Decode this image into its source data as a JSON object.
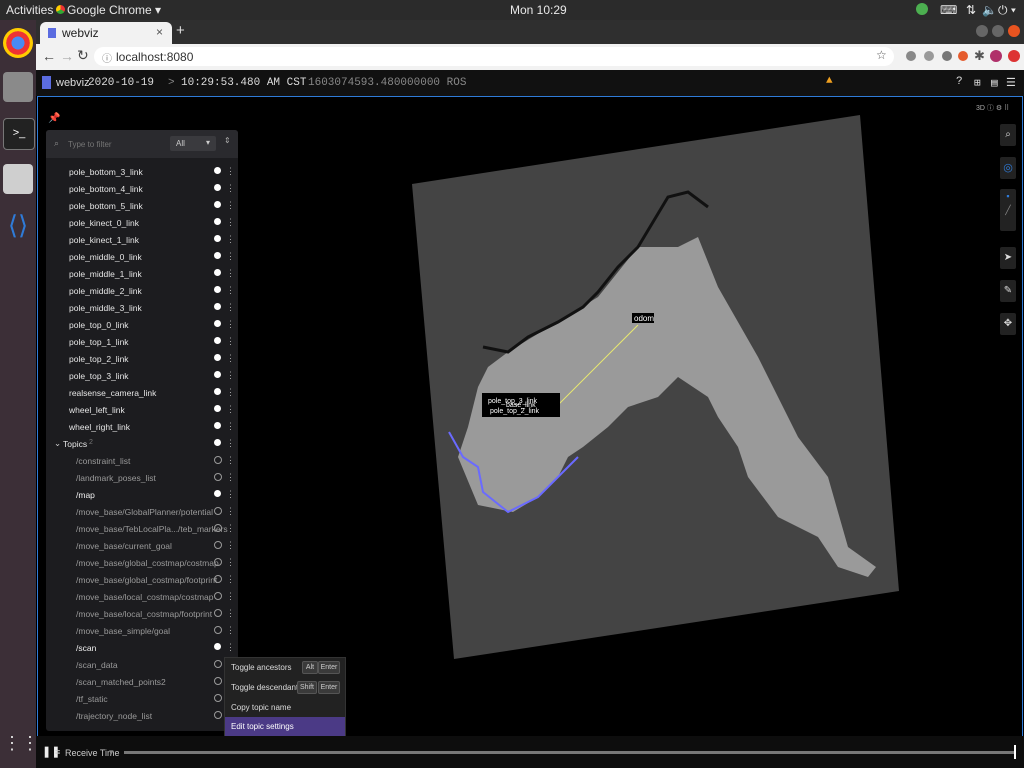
{
  "os": {
    "activities": "Activities",
    "app_name": "Google Chrome",
    "clock": "Mon 10:29"
  },
  "browser": {
    "tab_title": "webviz",
    "url": "localhost:8080"
  },
  "webviz": {
    "brand": "webviz",
    "date": "2020-10-19",
    "time": "10:29:53.480 AM CST",
    "ros_time": "1603074593.480000000 ROS"
  },
  "panel": {
    "filter_placeholder": "Type to filter",
    "filter_select": "All",
    "links": [
      "pole_bottom_3_link",
      "pole_bottom_4_link",
      "pole_bottom_5_link",
      "pole_kinect_0_link",
      "pole_kinect_1_link",
      "pole_middle_0_link",
      "pole_middle_1_link",
      "pole_middle_2_link",
      "pole_middle_3_link",
      "pole_top_0_link",
      "pole_top_1_link",
      "pole_top_2_link",
      "pole_top_3_link",
      "realsense_camera_link",
      "wheel_left_link",
      "wheel_right_link"
    ],
    "topics_header": "Topics",
    "topics_count": "2",
    "topics": [
      {
        "name": "/constraint_list",
        "visible": false
      },
      {
        "name": "/landmark_poses_list",
        "visible": false
      },
      {
        "name": "/map",
        "visible": true
      },
      {
        "name": "/move_base/GlobalPlanner/potential",
        "visible": false
      },
      {
        "name": "/move_base/TebLocalPla.../teb_markers",
        "visible": false
      },
      {
        "name": "/move_base/current_goal",
        "visible": false
      },
      {
        "name": "/move_base/global_costmap/costmap",
        "visible": false
      },
      {
        "name": "/move_base/global_costmap/footprint",
        "visible": false
      },
      {
        "name": "/move_base/local_costmap/costmap",
        "visible": false
      },
      {
        "name": "/move_base/local_costmap/footprint",
        "visible": false
      },
      {
        "name": "/move_base_simple/goal",
        "visible": false
      },
      {
        "name": "/scan",
        "visible": true
      },
      {
        "name": "/scan_data",
        "visible": false
      },
      {
        "name": "/scan_matched_points2",
        "visible": false
      },
      {
        "name": "/tf_static",
        "visible": false
      },
      {
        "name": "/trajectory_node_list",
        "visible": false
      }
    ]
  },
  "context_menu": {
    "toggle_ancestors": "Toggle ancestors",
    "toggle_descendants": "Toggle descendants",
    "copy_topic_name": "Copy topic name",
    "edit_topic_settings": "Edit topic settings",
    "key_alt": "Alt",
    "key_shift": "Shift",
    "key_enter": "Enter"
  },
  "scene": {
    "odom_label": "odom",
    "base_link_label": "base_link",
    "clutter_labels": [
      "pole_top_3_link",
      "pole_top_2_link"
    ]
  },
  "bottom": {
    "receive_time": "Receive Time"
  },
  "colors": {
    "accent": "#2f7bd8",
    "context_highlight": "#4b3a86",
    "warning": "#f0a020"
  }
}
═══
Every record gets retyped exactly; no picture goes into the copy.

Decode this image into its source data as a JSON object.
{
  "os": {
    "activities": "Activities",
    "app_name": "Google Chrome",
    "clock": "Mon 10:29"
  },
  "browser": {
    "tab_title": "webviz",
    "url": "localhost:8080"
  },
  "webviz": {
    "brand": "webviz",
    "date": "2020-10-19",
    "time": "10:29:53.480 AM CST",
    "ros_time": "1603074593.480000000 ROS"
  },
  "panel": {
    "filter_placeholder": "Type to filter",
    "filter_select": "All",
    "links": [
      "pole_bottom_3_link",
      "pole_bottom_4_link",
      "pole_bottom_5_link",
      "pole_kinect_0_link",
      "pole_kinect_1_link",
      "pole_middle_0_link",
      "pole_middle_1_link",
      "pole_middle_2_link",
      "pole_middle_3_link",
      "pole_top_0_link",
      "pole_top_1_link",
      "pole_top_2_link",
      "pole_top_3_link",
      "realsense_camera_link",
      "wheel_left_link",
      "wheel_right_link"
    ],
    "topics_header": "Topics",
    "topics_count": "2",
    "topics": [
      {
        "name": "/constraint_list",
        "visible": false
      },
      {
        "name": "/landmark_poses_list",
        "visible": false
      },
      {
        "name": "/map",
        "visible": true
      },
      {
        "name": "/move_base/GlobalPlanner/potential",
        "visible": false
      },
      {
        "name": "/move_base/TebLocalPla.../teb_markers",
        "visible": false
      },
      {
        "name": "/move_base/current_goal",
        "visible": false
      },
      {
        "name": "/move_base/global_costmap/costmap",
        "visible": false
      },
      {
        "name": "/move_base/global_costmap/footprint",
        "visible": false
      },
      {
        "name": "/move_base/local_costmap/costmap",
        "visible": false
      },
      {
        "name": "/move_base/local_costmap/footprint",
        "visible": false
      },
      {
        "name": "/move_base_simple/goal",
        "visible": false
      },
      {
        "name": "/scan",
        "visible": true
      },
      {
        "name": "/scan_data",
        "visible": false
      },
      {
        "name": "/scan_matched_points2",
        "visible": false
      },
      {
        "name": "/tf_static",
        "visible": false
      },
      {
        "name": "/trajectory_node_list",
        "visible": false
      }
    ]
  },
  "context_menu": {
    "toggle_ancestors": "Toggle ancestors",
    "toggle_descendants": "Toggle descendants",
    "copy_topic_name": "Copy topic name",
    "edit_topic_settings": "Edit topic settings",
    "key_alt": "Alt",
    "key_shift": "Shift",
    "key_enter": "Enter"
  },
  "scene": {
    "odom_label": "odom",
    "base_link_label": "base_link",
    "clutter_labels": [
      "pole_top_3_link",
      "pole_top_2_link"
    ]
  },
  "bottom": {
    "receive_time": "Receive Time"
  },
  "colors": {
    "accent": "#2f7bd8",
    "context_highlight": "#4b3a86",
    "warning": "#f0a020"
  }
}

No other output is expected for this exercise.